(AIM) Pull every line containing the word "this" from the records.

(MATERIAL SUPPLIED)

○ ○ ○ ○ ○ ○ ○

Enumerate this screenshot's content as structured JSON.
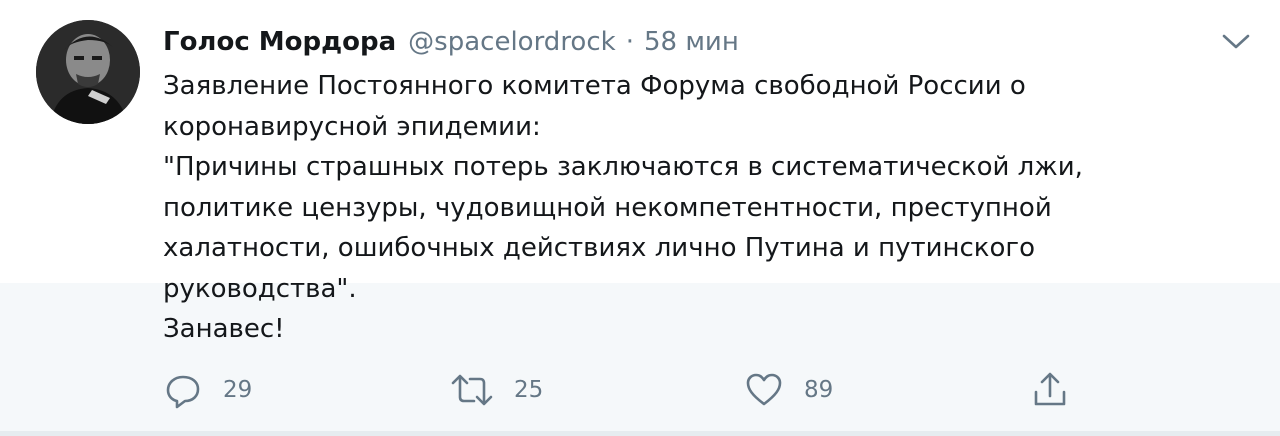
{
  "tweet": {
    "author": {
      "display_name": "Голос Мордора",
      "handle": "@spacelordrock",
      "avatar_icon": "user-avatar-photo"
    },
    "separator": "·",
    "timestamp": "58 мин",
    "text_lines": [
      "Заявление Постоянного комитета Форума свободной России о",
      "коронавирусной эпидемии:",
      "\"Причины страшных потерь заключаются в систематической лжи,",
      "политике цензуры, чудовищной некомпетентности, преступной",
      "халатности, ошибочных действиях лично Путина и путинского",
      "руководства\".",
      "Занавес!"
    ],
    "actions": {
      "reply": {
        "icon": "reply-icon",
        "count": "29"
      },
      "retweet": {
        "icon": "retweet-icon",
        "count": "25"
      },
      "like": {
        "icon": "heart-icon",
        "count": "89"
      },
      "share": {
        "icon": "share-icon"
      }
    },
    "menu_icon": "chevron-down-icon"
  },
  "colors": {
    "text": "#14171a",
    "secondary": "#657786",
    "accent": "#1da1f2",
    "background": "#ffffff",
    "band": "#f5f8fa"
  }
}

○ ○ ○ ○ ○ ○ ○

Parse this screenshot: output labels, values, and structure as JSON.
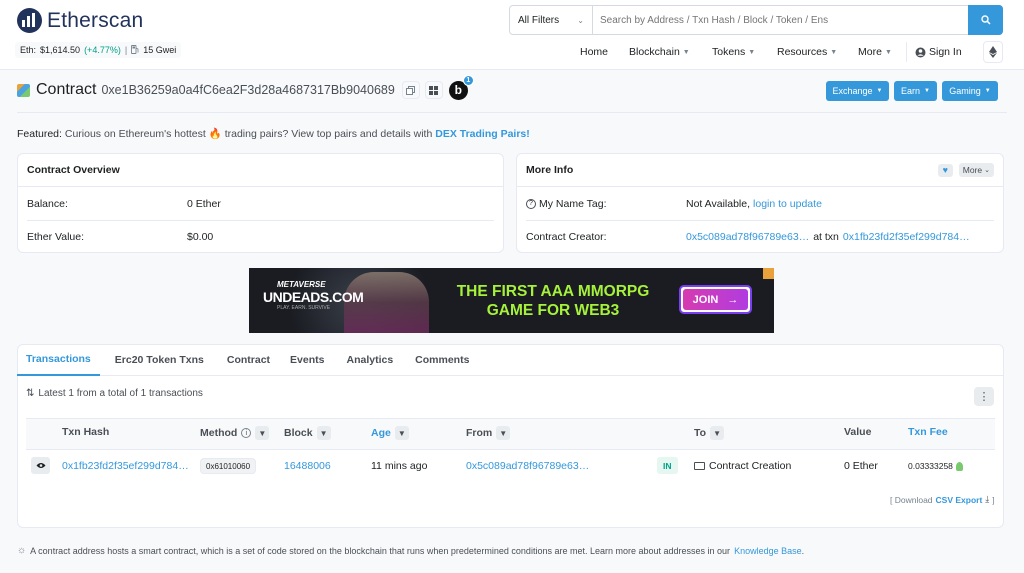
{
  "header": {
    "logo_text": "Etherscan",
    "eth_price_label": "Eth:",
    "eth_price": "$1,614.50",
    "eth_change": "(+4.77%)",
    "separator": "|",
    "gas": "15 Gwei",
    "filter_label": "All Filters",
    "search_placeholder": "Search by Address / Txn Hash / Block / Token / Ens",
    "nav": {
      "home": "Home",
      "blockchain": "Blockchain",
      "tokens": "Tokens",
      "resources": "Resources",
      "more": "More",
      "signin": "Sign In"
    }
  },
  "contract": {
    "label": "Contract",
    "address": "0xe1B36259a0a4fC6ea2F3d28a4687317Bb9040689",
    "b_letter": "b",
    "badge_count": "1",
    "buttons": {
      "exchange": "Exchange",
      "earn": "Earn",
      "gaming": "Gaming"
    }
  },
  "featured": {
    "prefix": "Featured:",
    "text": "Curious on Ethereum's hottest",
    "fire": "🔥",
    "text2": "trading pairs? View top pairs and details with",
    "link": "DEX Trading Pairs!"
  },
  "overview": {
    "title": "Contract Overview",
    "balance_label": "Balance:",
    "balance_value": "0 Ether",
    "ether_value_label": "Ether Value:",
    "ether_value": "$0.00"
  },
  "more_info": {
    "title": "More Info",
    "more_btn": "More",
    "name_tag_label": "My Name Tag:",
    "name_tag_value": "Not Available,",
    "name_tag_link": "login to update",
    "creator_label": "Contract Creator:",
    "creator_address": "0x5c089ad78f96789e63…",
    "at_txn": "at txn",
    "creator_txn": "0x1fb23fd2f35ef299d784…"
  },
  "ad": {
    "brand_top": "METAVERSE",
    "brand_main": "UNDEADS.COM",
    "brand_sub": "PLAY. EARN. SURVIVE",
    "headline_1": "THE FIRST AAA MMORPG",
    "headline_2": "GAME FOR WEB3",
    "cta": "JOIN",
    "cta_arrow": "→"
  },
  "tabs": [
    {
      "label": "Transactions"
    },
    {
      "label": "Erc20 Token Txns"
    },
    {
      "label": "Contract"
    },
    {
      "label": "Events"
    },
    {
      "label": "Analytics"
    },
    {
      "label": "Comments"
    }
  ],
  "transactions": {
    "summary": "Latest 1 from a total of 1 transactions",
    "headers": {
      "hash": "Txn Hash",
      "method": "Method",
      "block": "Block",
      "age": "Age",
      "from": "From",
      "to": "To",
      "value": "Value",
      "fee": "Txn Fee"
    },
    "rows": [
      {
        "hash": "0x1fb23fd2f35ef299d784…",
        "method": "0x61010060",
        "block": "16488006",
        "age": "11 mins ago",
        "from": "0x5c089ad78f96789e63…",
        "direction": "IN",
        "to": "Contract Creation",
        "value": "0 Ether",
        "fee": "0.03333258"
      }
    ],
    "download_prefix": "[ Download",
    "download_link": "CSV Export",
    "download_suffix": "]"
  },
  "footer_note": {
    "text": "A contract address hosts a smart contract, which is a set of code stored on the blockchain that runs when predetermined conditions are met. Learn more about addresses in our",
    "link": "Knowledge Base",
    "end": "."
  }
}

○ ○ ○ ○ ○ ○ ○

(COMPLETE RESPONSE)
Enumerate this screenshot's content as structured JSON.
Parse this screenshot: output labels, values, and structure as JSON.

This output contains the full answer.